Write out the entries again exactly as they are given.

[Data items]

....................

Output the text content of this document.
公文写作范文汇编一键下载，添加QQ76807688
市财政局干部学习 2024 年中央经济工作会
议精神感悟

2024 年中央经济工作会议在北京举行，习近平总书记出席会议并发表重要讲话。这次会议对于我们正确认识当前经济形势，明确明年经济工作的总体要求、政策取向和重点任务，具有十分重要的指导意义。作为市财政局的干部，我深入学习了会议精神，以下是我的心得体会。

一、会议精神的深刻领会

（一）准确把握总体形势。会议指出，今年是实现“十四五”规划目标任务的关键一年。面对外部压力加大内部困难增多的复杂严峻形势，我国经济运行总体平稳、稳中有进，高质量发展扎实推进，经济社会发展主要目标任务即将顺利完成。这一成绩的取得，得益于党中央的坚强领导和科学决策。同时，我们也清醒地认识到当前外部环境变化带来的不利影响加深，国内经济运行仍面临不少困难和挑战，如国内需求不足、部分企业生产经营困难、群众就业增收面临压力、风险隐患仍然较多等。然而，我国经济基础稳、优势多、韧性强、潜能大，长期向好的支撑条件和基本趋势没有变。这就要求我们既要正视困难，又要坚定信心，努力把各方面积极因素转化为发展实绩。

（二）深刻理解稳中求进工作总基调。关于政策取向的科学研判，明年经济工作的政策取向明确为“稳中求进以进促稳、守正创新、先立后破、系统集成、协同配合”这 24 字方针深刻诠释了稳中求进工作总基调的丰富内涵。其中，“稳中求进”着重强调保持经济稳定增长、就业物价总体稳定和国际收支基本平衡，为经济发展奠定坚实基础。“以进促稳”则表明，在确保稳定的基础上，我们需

....................

### Solution to this task
Output the text content of this document.
公文写作范文汇编一键下载，添加QQ76807688
市财政局干部学习 2024 年中央经济工作会
议精神感悟

2024 年中央经济工作会议在北京举行，习近平总书记出席会议并发表重要讲话。这次会议对于我们正确认识当前经济形势，明确明年经济工作的总体要求、政策取向和重点任务，具有十分重要的指导意义。作为市财政局的干部，我深入学习了会议精神，以下是我的心得体会。

一、会议精神的深刻领会

（一）准确把握总体形势。会议指出，今年是实现“十四五”规划目标任务的关键一年。面对外部压力加大内部困难增多的复杂严峻形势，我国经济运行总体平稳、稳中有进，高质量发展扎实推进，经济社会发展主要目标任务即将顺利完成。这一成绩的取得，得益于党中央的坚强领导和科学决策。同时，我们也清醒地认识到当前外部环境变化带来的不利影响加深，国内经济运行仍面临不少困难和挑战，如国内需求不足、部分企业生产经营困难、群众就业增收面临压力、风险隐患仍然较多等。然而，我国经济基础稳、优势多、韧性强、潜能大，长期向好的支撑条件和基本趋势没有变。这就要求我们既要正视困难，又要坚定信心，努力把各方面积极因素转化为发展实绩。

（二）深刻理解稳中求进工作总基调。关于政策取向的科学研判，明年经济工作的政策取向明确为“稳中求进以进促稳、守正创新、先立后破、系统集成、协同配合”这 24 字方针深刻诠释了稳中求进工作总基调的丰富内涵。其中，“稳中求进”着重强调保持经济稳定增长、就业物价总体稳定和国际收支基本平衡，为经济发展奠定坚实基础。“以进促稳”则表明，在确保稳定的基础上，我们需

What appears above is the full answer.